- [TO DO] Transcribe the listing that follows in full, omitting pictures.

(Saved entries)
·····
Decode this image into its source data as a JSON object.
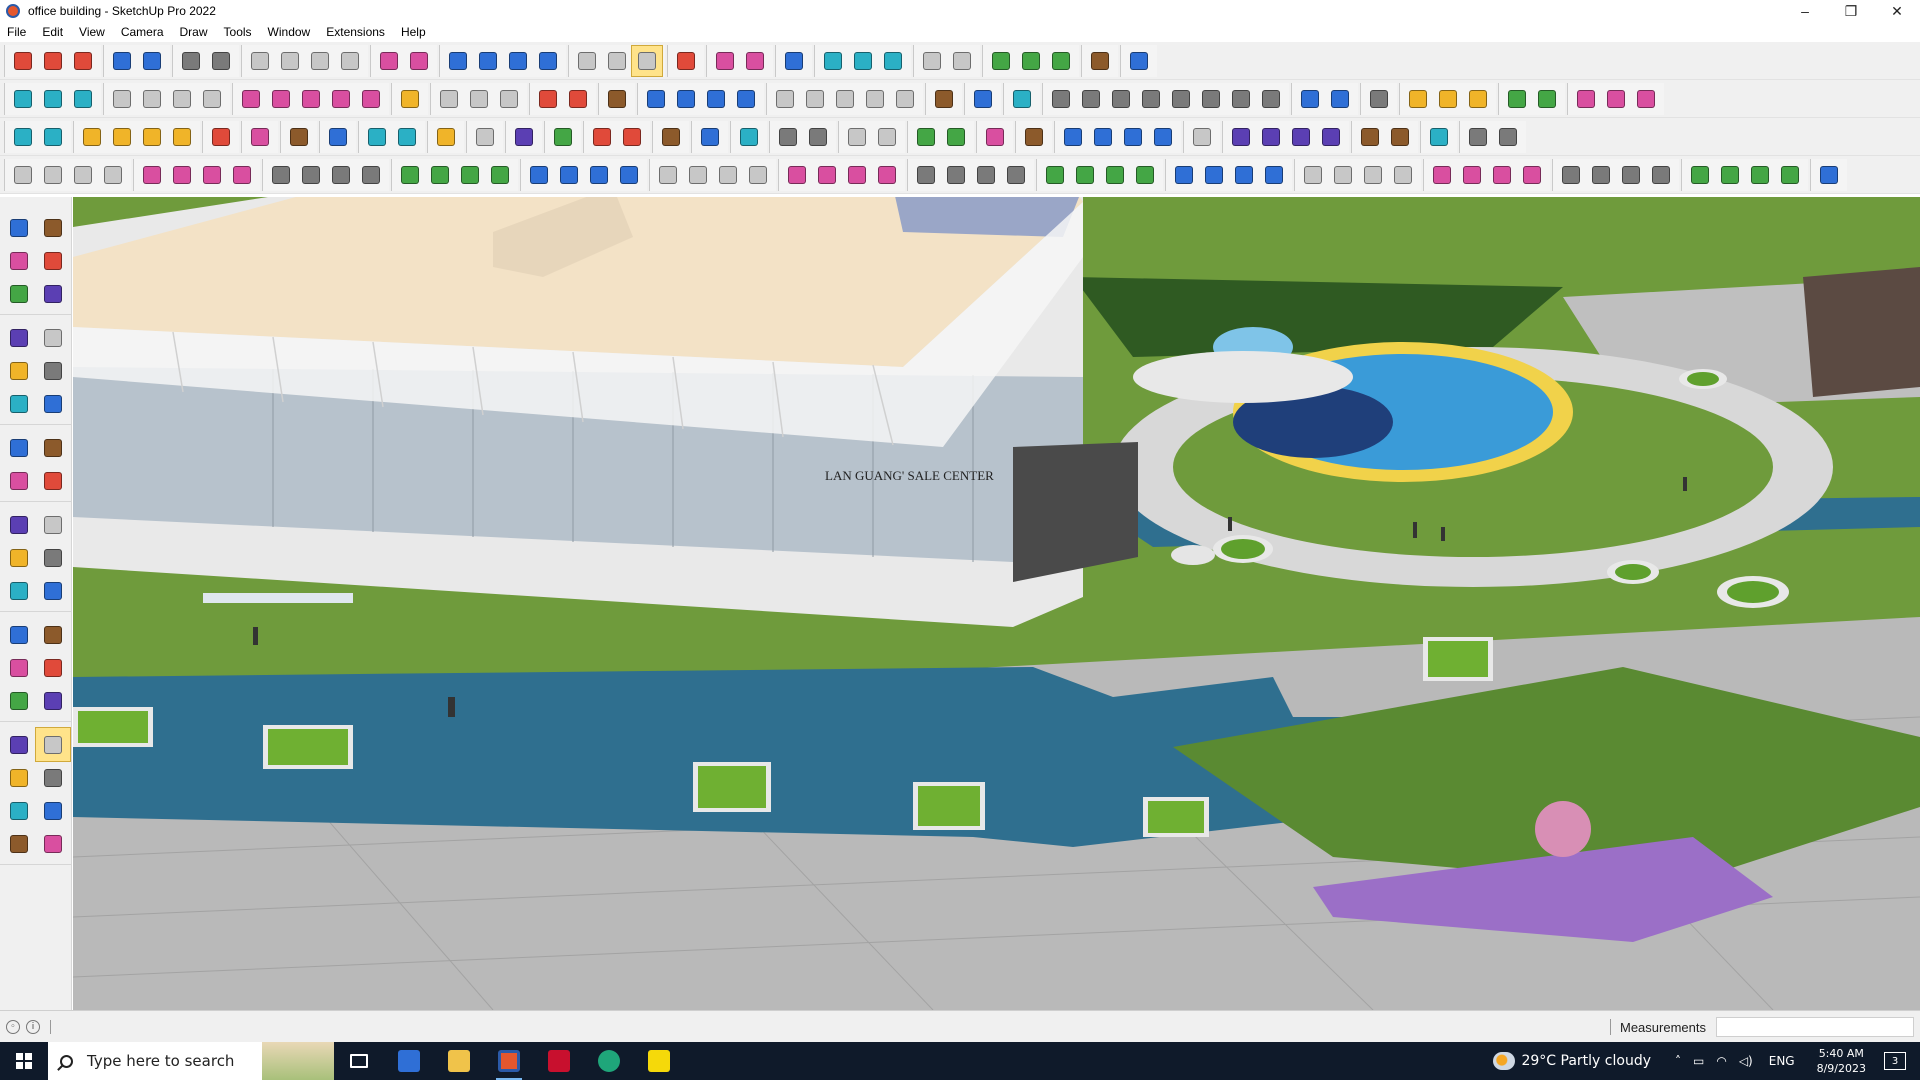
{
  "window": {
    "title": "office building - SketchUp Pro 2022",
    "controls": {
      "minimize": "–",
      "maximize": "❐",
      "close": "✕"
    }
  },
  "menu": [
    "File",
    "Edit",
    "View",
    "Camera",
    "Draw",
    "Tools",
    "Window",
    "Extensions",
    "Help"
  ],
  "toolbar_colors": [
    "#e04a3a",
    "#2f6fd6",
    "#f0b429",
    "#44a645",
    "#8c5a2b",
    "#7a7a7a",
    "#5b3fb3",
    "#d94fa0",
    "#2bb0c5",
    "#c7c7c7"
  ],
  "viewport": {
    "sign_text": "LAN GUANG' SALE CENTER",
    "colors": {
      "grass": "#6f9b3c",
      "water": "#2f6f8f",
      "paving": "#b9b9b9",
      "roof": "#f3e2c6",
      "glass": "#b7c2cc",
      "hedge": "#2f5a22",
      "flowers": "#9b6fc7",
      "pool": "#3a9bd8"
    }
  },
  "status": {
    "left_icons": [
      "geo-location",
      "credits-info"
    ],
    "measurements_label": "Measurements",
    "measurements_value": ""
  },
  "taskbar": {
    "search_placeholder": "Type here to search",
    "apps": [
      "task-view",
      "calculator",
      "file-explorer",
      "sketchup",
      "acrobat",
      "edge",
      "sticky-notes"
    ],
    "active_app": "sketchup",
    "weather": "29°C  Partly cloudy",
    "language": "ENG",
    "time": "5:40 AM",
    "date": "8/9/2023",
    "notifications": "3"
  }
}
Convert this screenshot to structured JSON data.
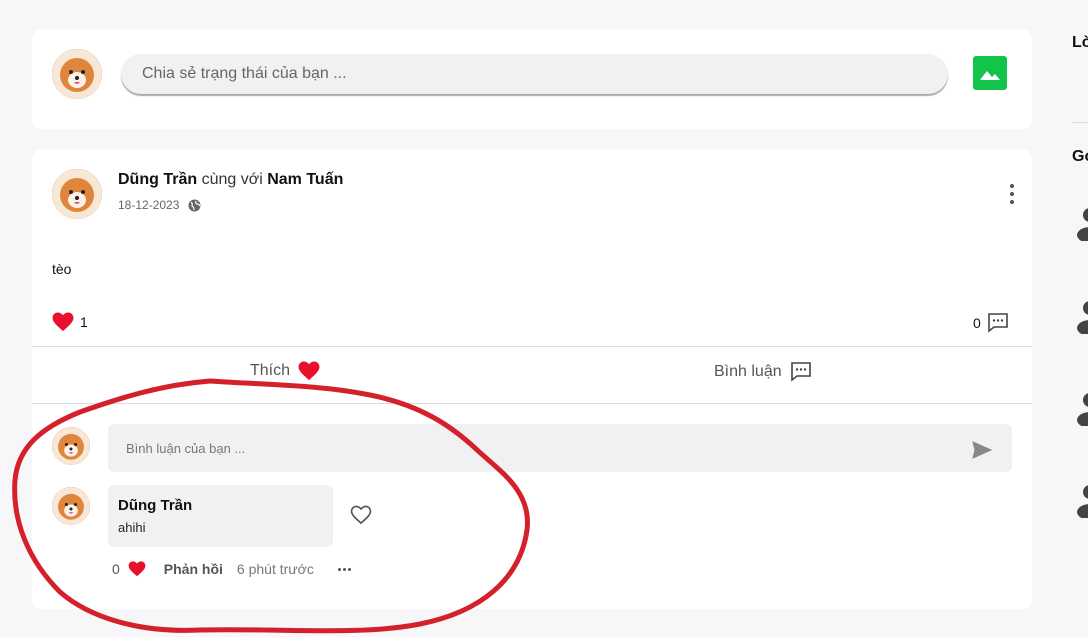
{
  "composer": {
    "placeholder": "Chia sẻ trạng thái của bạn ..."
  },
  "post": {
    "author": "Dũng Trần",
    "with_text": "cùng với",
    "tagged": "Nam Tuấn",
    "date": "18-12-2023",
    "content": "tèo",
    "like_count": "1",
    "comment_count": "0",
    "like_label": "Thích",
    "comment_label": "Bình luận"
  },
  "comment_box": {
    "placeholder": "Bình luận của bạn ..."
  },
  "comment": {
    "author": "Dũng Trần",
    "text": "ahihi",
    "like_count": "0",
    "reply_label": "Phản hồi",
    "time": "6 phút trước"
  },
  "right_panel": {
    "label_1": "Lờ",
    "label_2": "Gợ"
  },
  "colors": {
    "heart": "#e8112d",
    "image_button": "#12c54a",
    "annotation": "#d4202a"
  }
}
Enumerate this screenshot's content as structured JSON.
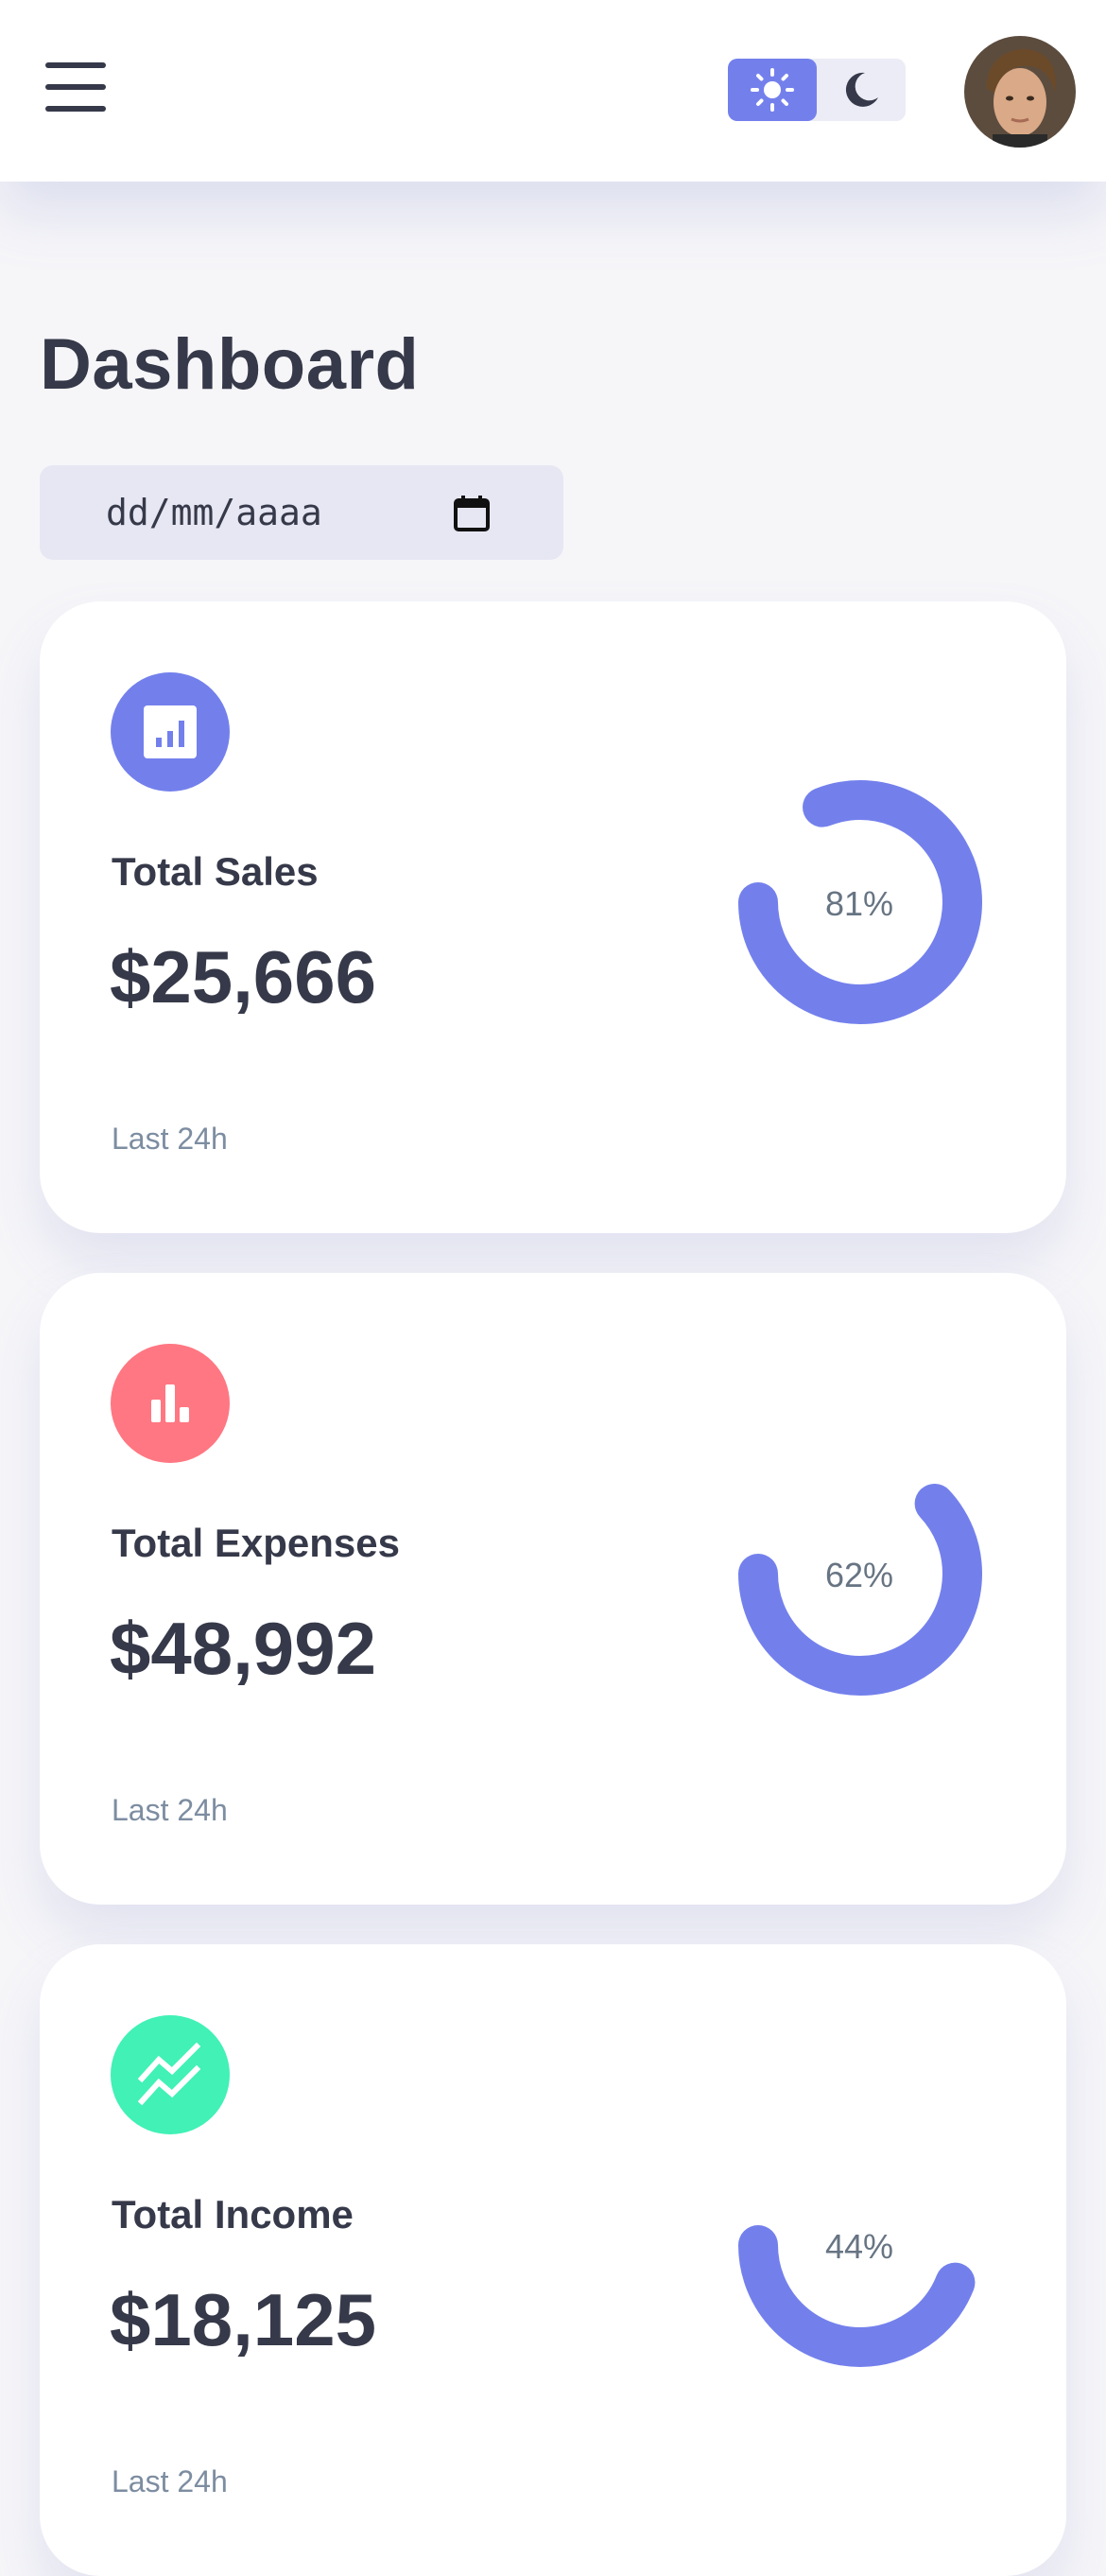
{
  "page": {
    "title": "Dashboard"
  },
  "date_filter": {
    "placeholder": "dd/mm/aaaa"
  },
  "colors": {
    "primary": "#7380ec",
    "danger": "#ff7782",
    "success": "#41f1b6",
    "dark": "#363949"
  },
  "theme": {
    "active": "light"
  },
  "cards": [
    {
      "label": "Total Sales",
      "amount": "$25,666",
      "meta": "Last 24h",
      "percent_label": "81%",
      "percent": 81,
      "icon": "analytics-icon",
      "icon_color": "#7380ec"
    },
    {
      "label": "Total Expenses",
      "amount": "$48,992",
      "meta": "Last 24h",
      "percent_label": "62%",
      "percent": 62,
      "icon": "bar-chart-icon",
      "icon_color": "#ff7782"
    },
    {
      "label": "Total Income",
      "amount": "$18,125",
      "meta": "Last 24h",
      "percent_label": "44%",
      "percent": 44,
      "icon": "stacked-line-chart-icon",
      "icon_color": "#41f1b6"
    }
  ]
}
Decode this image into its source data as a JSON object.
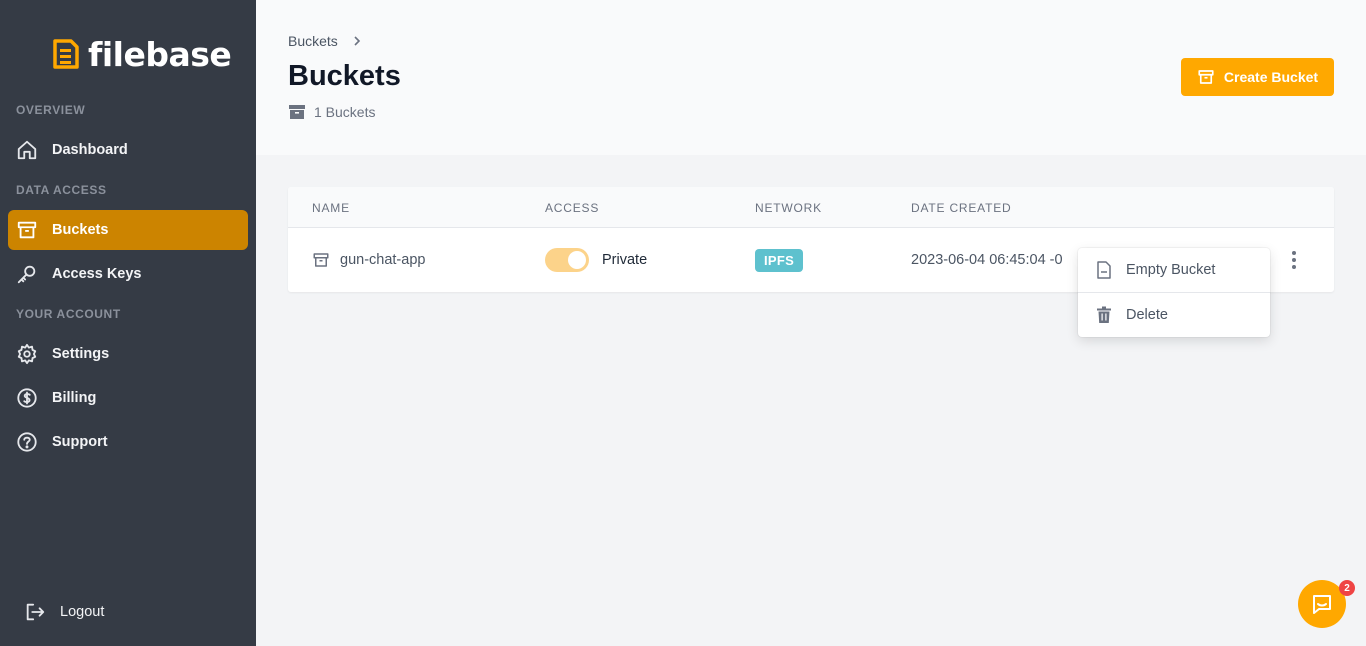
·····
- [ANSWER TO THE PROBLEM]
Decode this image into its source data as a JSON object.
{
  "window": {
    "title": "office building - SketchUp Pro 2022",
    "controls": {
      "minimize": "–",
      "maximize": "❐",
      "close": "✕"
    }
  },
  "menu": [
    "File",
    "Edit",
    "View",
    "Camera",
    "Draw",
    "Tools",
    "Window",
    "Extensions",
    "Help"
  ],
  "toolbar_colors": [
    "#e04a3a",
    "#2f6fd6",
    "#f0b429",
    "#44a645",
    "#8c5a2b",
    "#7a7a7a",
    "#5b3fb3",
    "#d94fa0",
    "#2bb0c5",
    "#c7c7c7"
  ],
  "viewport": {
    "sign_text": "LAN GUANG' SALE CENTER",
    "colors": {
      "grass": "#6f9b3c",
      "water": "#2f6f8f",
      "paving": "#b9b9b9",
      "roof": "#f3e2c6",
      "glass": "#b7c2cc",
      "hedge": "#2f5a22",
      "flowers": "#9b6fc7",
      "pool": "#3a9bd8"
    }
  },
  "status": {
    "left_icons": [
      "geo-location",
      "credits-info"
    ],
    "measurements_label": "Measurements",
    "measurements_value": ""
  },
  "taskbar": {
    "search_placeholder": "Type here to search",
    "apps": [
      "task-view",
      "calculator",
      "file-explorer",
      "sketchup",
      "acrobat",
      "edge",
      "sticky-notes"
    ],
    "active_app": "sketchup",
    "weather": "29°C  Partly cloudy",
    "language": "ENG",
    "time": "5:40 AM",
    "date": "8/9/2023",
    "notifications": "3"
  }
}
Convert this screenshot to structured JSON data.
{
  "composer": {
    "placeholder": "Chia sẻ trạng thái của bạn ..."
  },
  "post": {
    "author": "Dũng Trần",
    "with_text": "cùng với",
    "tagged": "Nam Tuấn",
    "date": "18-12-2023",
    "content": "tèo",
    "like_count": "1",
    "comment_count": "0",
    "like_label": "Thích",
    "comment_label": "Bình luận"
  },
  "comment_box": {
    "placeholder": "Bình luận của bạn ..."
  },
  "comment": {
    "author": "Dũng Trần",
    "text": "ahihi",
    "like_count": "0",
    "reply_label": "Phản hồi",
    "time": "6 phút trước"
  },
  "right_panel": {
    "label_1": "Lờ",
    "label_2": "Gợ"
  },
  "colors": {
    "heart": "#e8112d",
    "image_button": "#12c54a",
    "annotation": "#d4202a"
  }
}
Enumerate this screenshot's content as structured JSON.
{
  "page": {
    "title": "Dashboard"
  },
  "date_filter": {
    "placeholder": "dd/mm/aaaa"
  },
  "colors": {
    "primary": "#7380ec",
    "danger": "#ff7782",
    "success": "#41f1b6",
    "dark": "#363949"
  },
  "theme": {
    "active": "light"
  },
  "cards": [
    {
      "label": "Total Sales",
      "amount": "$25,666",
      "meta": "Last 24h",
      "percent_label": "81%",
      "percent": 81,
      "icon": "analytics-icon",
      "icon_color": "#7380ec"
    },
    {
      "label": "Total Expenses",
      "amount": "$48,992",
      "meta": "Last 24h",
      "percent_label": "62%",
      "percent": 62,
      "icon": "bar-chart-icon",
      "icon_color": "#ff7782"
    },
    {
      "label": "Total Income",
      "amount": "$18,125",
      "meta": "Last 24h",
      "percent_label": "44%",
      "percent": 44,
      "icon": "stacked-line-chart-icon",
      "icon_color": "#41f1b6"
    }
  ]
}
Decode this image into its source data as a JSON object.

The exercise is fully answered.